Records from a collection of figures
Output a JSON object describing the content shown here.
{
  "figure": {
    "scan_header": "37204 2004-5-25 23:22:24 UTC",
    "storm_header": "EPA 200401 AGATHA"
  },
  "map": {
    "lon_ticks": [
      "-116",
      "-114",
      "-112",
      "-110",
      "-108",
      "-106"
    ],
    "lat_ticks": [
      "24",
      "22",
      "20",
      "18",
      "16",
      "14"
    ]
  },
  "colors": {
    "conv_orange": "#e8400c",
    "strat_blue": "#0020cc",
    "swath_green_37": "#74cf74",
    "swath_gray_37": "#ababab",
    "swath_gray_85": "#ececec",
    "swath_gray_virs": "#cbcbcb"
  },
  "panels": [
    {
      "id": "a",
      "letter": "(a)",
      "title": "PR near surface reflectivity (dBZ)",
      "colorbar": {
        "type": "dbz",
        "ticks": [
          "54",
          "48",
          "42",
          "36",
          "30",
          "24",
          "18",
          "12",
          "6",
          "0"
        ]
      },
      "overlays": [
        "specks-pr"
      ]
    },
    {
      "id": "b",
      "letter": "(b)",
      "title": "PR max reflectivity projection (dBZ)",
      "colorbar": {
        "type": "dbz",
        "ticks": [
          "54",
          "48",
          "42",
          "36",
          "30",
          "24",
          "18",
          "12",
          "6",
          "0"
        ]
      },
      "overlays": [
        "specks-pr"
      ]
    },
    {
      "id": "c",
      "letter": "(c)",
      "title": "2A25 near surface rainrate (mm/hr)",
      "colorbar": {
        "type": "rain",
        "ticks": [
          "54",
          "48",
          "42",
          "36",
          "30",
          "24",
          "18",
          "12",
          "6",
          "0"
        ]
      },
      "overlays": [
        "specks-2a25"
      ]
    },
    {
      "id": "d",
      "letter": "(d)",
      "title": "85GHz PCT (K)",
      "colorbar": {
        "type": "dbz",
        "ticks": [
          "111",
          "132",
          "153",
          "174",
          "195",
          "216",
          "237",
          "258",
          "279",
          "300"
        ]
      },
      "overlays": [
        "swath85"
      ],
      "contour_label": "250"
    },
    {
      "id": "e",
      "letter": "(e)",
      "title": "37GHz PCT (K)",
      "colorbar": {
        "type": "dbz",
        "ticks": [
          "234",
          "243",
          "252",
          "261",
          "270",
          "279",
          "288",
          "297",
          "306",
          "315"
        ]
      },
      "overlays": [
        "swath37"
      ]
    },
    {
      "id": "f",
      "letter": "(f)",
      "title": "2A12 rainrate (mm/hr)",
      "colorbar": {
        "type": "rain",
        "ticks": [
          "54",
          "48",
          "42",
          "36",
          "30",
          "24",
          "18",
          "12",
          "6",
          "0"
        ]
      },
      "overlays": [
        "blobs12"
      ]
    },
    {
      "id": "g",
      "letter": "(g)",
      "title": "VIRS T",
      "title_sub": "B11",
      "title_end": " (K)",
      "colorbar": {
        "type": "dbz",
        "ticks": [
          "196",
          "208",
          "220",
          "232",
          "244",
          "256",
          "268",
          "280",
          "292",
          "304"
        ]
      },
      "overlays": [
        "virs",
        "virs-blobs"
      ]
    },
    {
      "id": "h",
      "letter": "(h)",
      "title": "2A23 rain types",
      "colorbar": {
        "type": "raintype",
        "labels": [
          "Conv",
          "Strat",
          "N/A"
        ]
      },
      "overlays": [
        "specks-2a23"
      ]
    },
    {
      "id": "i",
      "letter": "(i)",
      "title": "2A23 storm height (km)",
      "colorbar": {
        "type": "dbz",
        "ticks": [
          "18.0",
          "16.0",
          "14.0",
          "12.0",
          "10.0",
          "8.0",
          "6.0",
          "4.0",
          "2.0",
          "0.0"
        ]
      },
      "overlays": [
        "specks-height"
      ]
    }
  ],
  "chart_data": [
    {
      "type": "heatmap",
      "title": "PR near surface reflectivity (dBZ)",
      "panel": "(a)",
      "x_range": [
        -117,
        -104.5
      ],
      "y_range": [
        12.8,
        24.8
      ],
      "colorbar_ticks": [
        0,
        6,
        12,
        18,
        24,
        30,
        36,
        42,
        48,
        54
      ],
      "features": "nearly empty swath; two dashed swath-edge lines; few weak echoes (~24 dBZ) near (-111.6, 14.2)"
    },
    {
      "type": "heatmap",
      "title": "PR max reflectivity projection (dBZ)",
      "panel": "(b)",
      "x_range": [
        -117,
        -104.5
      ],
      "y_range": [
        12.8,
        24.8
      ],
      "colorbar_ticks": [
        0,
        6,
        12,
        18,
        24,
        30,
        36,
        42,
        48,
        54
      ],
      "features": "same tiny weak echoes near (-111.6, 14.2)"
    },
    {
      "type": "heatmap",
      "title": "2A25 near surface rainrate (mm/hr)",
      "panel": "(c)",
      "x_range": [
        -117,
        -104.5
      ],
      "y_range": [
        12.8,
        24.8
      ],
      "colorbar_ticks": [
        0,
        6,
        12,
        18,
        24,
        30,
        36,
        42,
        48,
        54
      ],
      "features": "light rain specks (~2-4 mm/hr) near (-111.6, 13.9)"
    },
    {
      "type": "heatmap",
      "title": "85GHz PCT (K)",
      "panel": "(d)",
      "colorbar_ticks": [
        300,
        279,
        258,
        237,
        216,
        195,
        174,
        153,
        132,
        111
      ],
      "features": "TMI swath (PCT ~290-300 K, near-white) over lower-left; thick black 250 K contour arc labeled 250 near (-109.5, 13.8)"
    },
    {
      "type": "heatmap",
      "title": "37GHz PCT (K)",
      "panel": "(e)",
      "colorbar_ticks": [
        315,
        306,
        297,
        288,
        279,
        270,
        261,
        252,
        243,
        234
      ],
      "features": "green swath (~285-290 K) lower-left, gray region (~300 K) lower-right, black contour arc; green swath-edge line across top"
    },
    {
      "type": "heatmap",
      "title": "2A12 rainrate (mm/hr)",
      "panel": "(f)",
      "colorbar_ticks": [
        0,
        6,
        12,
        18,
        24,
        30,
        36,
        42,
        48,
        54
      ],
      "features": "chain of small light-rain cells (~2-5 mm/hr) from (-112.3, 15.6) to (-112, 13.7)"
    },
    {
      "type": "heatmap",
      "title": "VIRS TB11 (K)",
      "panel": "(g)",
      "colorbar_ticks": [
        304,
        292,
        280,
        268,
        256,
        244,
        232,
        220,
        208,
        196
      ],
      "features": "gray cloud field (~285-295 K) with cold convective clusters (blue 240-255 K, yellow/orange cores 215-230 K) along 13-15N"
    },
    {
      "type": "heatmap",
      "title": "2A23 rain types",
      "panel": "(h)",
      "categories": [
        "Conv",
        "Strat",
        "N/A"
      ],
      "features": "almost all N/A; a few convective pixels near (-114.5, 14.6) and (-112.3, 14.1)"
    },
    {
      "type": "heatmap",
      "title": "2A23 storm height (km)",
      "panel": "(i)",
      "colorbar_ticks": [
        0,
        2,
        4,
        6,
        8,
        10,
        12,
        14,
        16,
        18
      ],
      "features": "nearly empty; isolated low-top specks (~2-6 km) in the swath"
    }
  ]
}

## Problem statement
Please retype each entry above exactly as it is written.

## Result
Output a JSON object describing the content shown here.
{
  "figure": {
    "scan_header": "37204 2004-5-25 23:22:24 UTC",
    "storm_header": "EPA 200401 AGATHA"
  },
  "map": {
    "lon_ticks": [
      "-116",
      "-114",
      "-112",
      "-110",
      "-108",
      "-106"
    ],
    "lat_ticks": [
      "24",
      "22",
      "20",
      "18",
      "16",
      "14"
    ]
  },
  "colors": {
    "conv_orange": "#e8400c",
    "strat_blue": "#0020cc",
    "swath_green_37": "#74cf74",
    "swath_gray_37": "#ababab",
    "swath_gray_85": "#ececec",
    "swath_gray_virs": "#cbcbcb"
  },
  "panels": [
    {
      "id": "a",
      "letter": "(a)",
      "title": "PR near surface reflectivity (dBZ)",
      "colorbar": {
        "type": "dbz",
        "ticks": [
          "54",
          "48",
          "42",
          "36",
          "30",
          "24",
          "18",
          "12",
          "6",
          "0"
        ]
      },
      "overlays": [
        "specks-pr"
      ]
    },
    {
      "id": "b",
      "letter": "(b)",
      "title": "PR max reflectivity projection (dBZ)",
      "colorbar": {
        "type": "dbz",
        "ticks": [
          "54",
          "48",
          "42",
          "36",
          "30",
          "24",
          "18",
          "12",
          "6",
          "0"
        ]
      },
      "overlays": [
        "specks-pr"
      ]
    },
    {
      "id": "c",
      "letter": "(c)",
      "title": "2A25 near surface rainrate (mm/hr)",
      "colorbar": {
        "type": "rain",
        "ticks": [
          "54",
          "48",
          "42",
          "36",
          "30",
          "24",
          "18",
          "12",
          "6",
          "0"
        ]
      },
      "overlays": [
        "specks-2a25"
      ]
    },
    {
      "id": "d",
      "letter": "(d)",
      "title": "85GHz PCT (K)",
      "colorbar": {
        "type": "dbz",
        "ticks": [
          "111",
          "132",
          "153",
          "174",
          "195",
          "216",
          "237",
          "258",
          "279",
          "300"
        ]
      },
      "overlays": [
        "swath85"
      ],
      "contour_label": "250"
    },
    {
      "id": "e",
      "letter": "(e)",
      "title": "37GHz PCT (K)",
      "colorbar": {
        "type": "dbz",
        "ticks": [
          "234",
          "243",
          "252",
          "261",
          "270",
          "279",
          "288",
          "297",
          "306",
          "315"
        ]
      },
      "overlays": [
        "swath37"
      ]
    },
    {
      "id": "f",
      "letter": "(f)",
      "title": "2A12 rainrate (mm/hr)",
      "colorbar": {
        "type": "rain",
        "ticks": [
          "54",
          "48",
          "42",
          "36",
          "30",
          "24",
          "18",
          "12",
          "6",
          "0"
        ]
      },
      "overlays": [
        "blobs12"
      ]
    },
    {
      "id": "g",
      "letter": "(g)",
      "title": "VIRS T",
      "title_sub": "B11",
      "title_end": " (K)",
      "colorbar": {
        "type": "dbz",
        "ticks": [
          "196",
          "208",
          "220",
          "232",
          "244",
          "256",
          "268",
          "280",
          "292",
          "304"
        ]
      },
      "overlays": [
        "virs",
        "virs-blobs"
      ]
    },
    {
      "id": "h",
      "letter": "(h)",
      "title": "2A23 rain types",
      "colorbar": {
        "type": "raintype",
        "labels": [
          "Conv",
          "Strat",
          "N/A"
        ]
      },
      "overlays": [
        "specks-2a23"
      ]
    },
    {
      "id": "i",
      "letter": "(i)",
      "title": "2A23 storm height (km)",
      "colorbar": {
        "type": "dbz",
        "ticks": [
          "18.0",
          "16.0",
          "14.0",
          "12.0",
          "10.0",
          "8.0",
          "6.0",
          "4.0",
          "2.0",
          "0.0"
        ]
      },
      "overlays": [
        "specks-height"
      ]
    }
  ],
  "chart_data": [
    {
      "type": "heatmap",
      "title": "PR near surface reflectivity (dBZ)",
      "panel": "(a)",
      "x_range": [
        -117,
        -104.5
      ],
      "y_range": [
        12.8,
        24.8
      ],
      "colorbar_ticks": [
        0,
        6,
        12,
        18,
        24,
        30,
        36,
        42,
        48,
        54
      ],
      "features": "nearly empty swath; two dashed swath-edge lines; few weak echoes (~24 dBZ) near (-111.6, 14.2)"
    },
    {
      "type": "heatmap",
      "title": "PR max reflectivity projection (dBZ)",
      "panel": "(b)",
      "x_range": [
        -117,
        -104.5
      ],
      "y_range": [
        12.8,
        24.8
      ],
      "colorbar_ticks": [
        0,
        6,
        12,
        18,
        24,
        30,
        36,
        42,
        48,
        54
      ],
      "features": "same tiny weak echoes near (-111.6, 14.2)"
    },
    {
      "type": "heatmap",
      "title": "2A25 near surface rainrate (mm/hr)",
      "panel": "(c)",
      "x_range": [
        -117,
        -104.5
      ],
      "y_range": [
        12.8,
        24.8
      ],
      "colorbar_ticks": [
        0,
        6,
        12,
        18,
        24,
        30,
        36,
        42,
        48,
        54
      ],
      "features": "light rain specks (~2-4 mm/hr) near (-111.6, 13.9)"
    },
    {
      "type": "heatmap",
      "title": "85GHz PCT (K)",
      "panel": "(d)",
      "colorbar_ticks": [
        300,
        279,
        258,
        237,
        216,
        195,
        174,
        153,
        132,
        111
      ],
      "features": "TMI swath (PCT ~290-300 K, near-white) over lower-left; thick black 250 K contour arc labeled 250 near (-109.5, 13.8)"
    },
    {
      "type": "heatmap",
      "title": "37GHz PCT (K)",
      "panel": "(e)",
      "colorbar_ticks": [
        315,
        306,
        297,
        288,
        279,
        270,
        261,
        252,
        243,
        234
      ],
      "features": "green swath (~285-290 K) lower-left, gray region (~300 K) lower-right, black contour arc; green swath-edge line across top"
    },
    {
      "type": "heatmap",
      "title": "2A12 rainrate (mm/hr)",
      "panel": "(f)",
      "colorbar_ticks": [
        0,
        6,
        12,
        18,
        24,
        30,
        36,
        42,
        48,
        54
      ],
      "features": "chain of small light-rain cells (~2-5 mm/hr) from (-112.3, 15.6) to (-112, 13.7)"
    },
    {
      "type": "heatmap",
      "title": "VIRS TB11 (K)",
      "panel": "(g)",
      "colorbar_ticks": [
        304,
        292,
        280,
        268,
        256,
        244,
        232,
        220,
        208,
        196
      ],
      "features": "gray cloud field (~285-295 K) with cold convective clusters (blue 240-255 K, yellow/orange cores 215-230 K) along 13-15N"
    },
    {
      "type": "heatmap",
      "title": "2A23 rain types",
      "panel": "(h)",
      "categories": [
        "Conv",
        "Strat",
        "N/A"
      ],
      "features": "almost all N/A; a few convective pixels near (-114.5, 14.6) and (-112.3, 14.1)"
    },
    {
      "type": "heatmap",
      "title": "2A23 storm height (km)",
      "panel": "(i)",
      "colorbar_ticks": [
        0,
        2,
        4,
        6,
        8,
        10,
        12,
        14,
        16,
        18
      ],
      "features": "nearly empty; isolated low-top specks (~2-6 km) in the swath"
    }
  ]
}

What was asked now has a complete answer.